**WHAT THE EXERCISE ASKS:**
Take the data that follows and retype it word for word.
## BEGIN GIVEN RECORDS
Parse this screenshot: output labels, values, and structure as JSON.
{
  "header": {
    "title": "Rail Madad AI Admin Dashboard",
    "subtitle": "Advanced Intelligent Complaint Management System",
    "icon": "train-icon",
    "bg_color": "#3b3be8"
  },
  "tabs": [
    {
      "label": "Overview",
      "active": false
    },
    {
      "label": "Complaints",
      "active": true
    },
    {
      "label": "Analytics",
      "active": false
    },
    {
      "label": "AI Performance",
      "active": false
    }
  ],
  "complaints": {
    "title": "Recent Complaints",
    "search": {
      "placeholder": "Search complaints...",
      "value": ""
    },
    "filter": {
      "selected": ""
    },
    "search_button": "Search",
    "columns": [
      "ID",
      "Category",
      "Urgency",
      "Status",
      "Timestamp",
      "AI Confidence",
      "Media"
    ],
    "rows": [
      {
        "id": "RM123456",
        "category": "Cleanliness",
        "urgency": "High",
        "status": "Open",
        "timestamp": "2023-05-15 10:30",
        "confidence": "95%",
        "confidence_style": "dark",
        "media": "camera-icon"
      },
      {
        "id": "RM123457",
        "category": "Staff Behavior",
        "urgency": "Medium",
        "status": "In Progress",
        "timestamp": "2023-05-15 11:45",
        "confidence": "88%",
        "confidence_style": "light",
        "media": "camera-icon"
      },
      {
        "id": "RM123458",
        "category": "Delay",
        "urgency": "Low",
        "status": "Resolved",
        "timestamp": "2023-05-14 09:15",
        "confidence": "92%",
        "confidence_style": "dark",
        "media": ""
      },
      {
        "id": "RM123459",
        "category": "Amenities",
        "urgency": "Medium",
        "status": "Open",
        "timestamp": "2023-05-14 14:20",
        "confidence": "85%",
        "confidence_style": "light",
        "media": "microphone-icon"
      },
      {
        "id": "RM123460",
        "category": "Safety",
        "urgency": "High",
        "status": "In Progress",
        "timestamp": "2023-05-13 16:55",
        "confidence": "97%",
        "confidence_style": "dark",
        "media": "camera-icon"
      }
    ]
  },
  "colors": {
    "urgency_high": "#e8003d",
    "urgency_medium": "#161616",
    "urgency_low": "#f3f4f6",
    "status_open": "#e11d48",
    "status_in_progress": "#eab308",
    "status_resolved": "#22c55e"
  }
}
## END GIVEN RECORDS
**TASK RESPONSE:**
Parse this screenshot: output labels, values, and structure as JSON.
{
  "header": {
    "title": "Rail Madad AI Admin Dashboard",
    "subtitle": "Advanced Intelligent Complaint Management System",
    "icon": "train-icon",
    "bg_color": "#3b3be8"
  },
  "tabs": [
    {
      "label": "Overview",
      "active": false
    },
    {
      "label": "Complaints",
      "active": true
    },
    {
      "label": "Analytics",
      "active": false
    },
    {
      "label": "AI Performance",
      "active": false
    }
  ],
  "complaints": {
    "title": "Recent Complaints",
    "search": {
      "placeholder": "Search complaints...",
      "value": ""
    },
    "filter": {
      "selected": ""
    },
    "search_button": "Search",
    "columns": [
      "ID",
      "Category",
      "Urgency",
      "Status",
      "Timestamp",
      "AI Confidence",
      "Media"
    ],
    "rows": [
      {
        "id": "RM123456",
        "category": "Cleanliness",
        "urgency": "High",
        "status": "Open",
        "timestamp": "2023-05-15 10:30",
        "confidence": "95%",
        "confidence_style": "dark",
        "media": "camera-icon"
      },
      {
        "id": "RM123457",
        "category": "Staff Behavior",
        "urgency": "Medium",
        "status": "In Progress",
        "timestamp": "2023-05-15 11:45",
        "confidence": "88%",
        "confidence_style": "light",
        "media": "camera-icon"
      },
      {
        "id": "RM123458",
        "category": "Delay",
        "urgency": "Low",
        "status": "Resolved",
        "timestamp": "2023-05-14 09:15",
        "confidence": "92%",
        "confidence_style": "dark",
        "media": ""
      },
      {
        "id": "RM123459",
        "category": "Amenities",
        "urgency": "Medium",
        "status": "Open",
        "timestamp": "2023-05-14 14:20",
        "confidence": "85%",
        "confidence_style": "light",
        "media": "microphone-icon"
      },
      {
        "id": "RM123460",
        "category": "Safety",
        "urgency": "High",
        "status": "In Progress",
        "timestamp": "2023-05-13 16:55",
        "confidence": "97%",
        "confidence_style": "dark",
        "media": "camera-icon"
      }
    ]
  },
  "colors": {
    "urgency_high": "#e8003d",
    "urgency_medium": "#161616",
    "urgency_low": "#f3f4f6",
    "status_open": "#e11d48",
    "status_in_progress": "#eab308",
    "status_resolved": "#22c55e"
  }
}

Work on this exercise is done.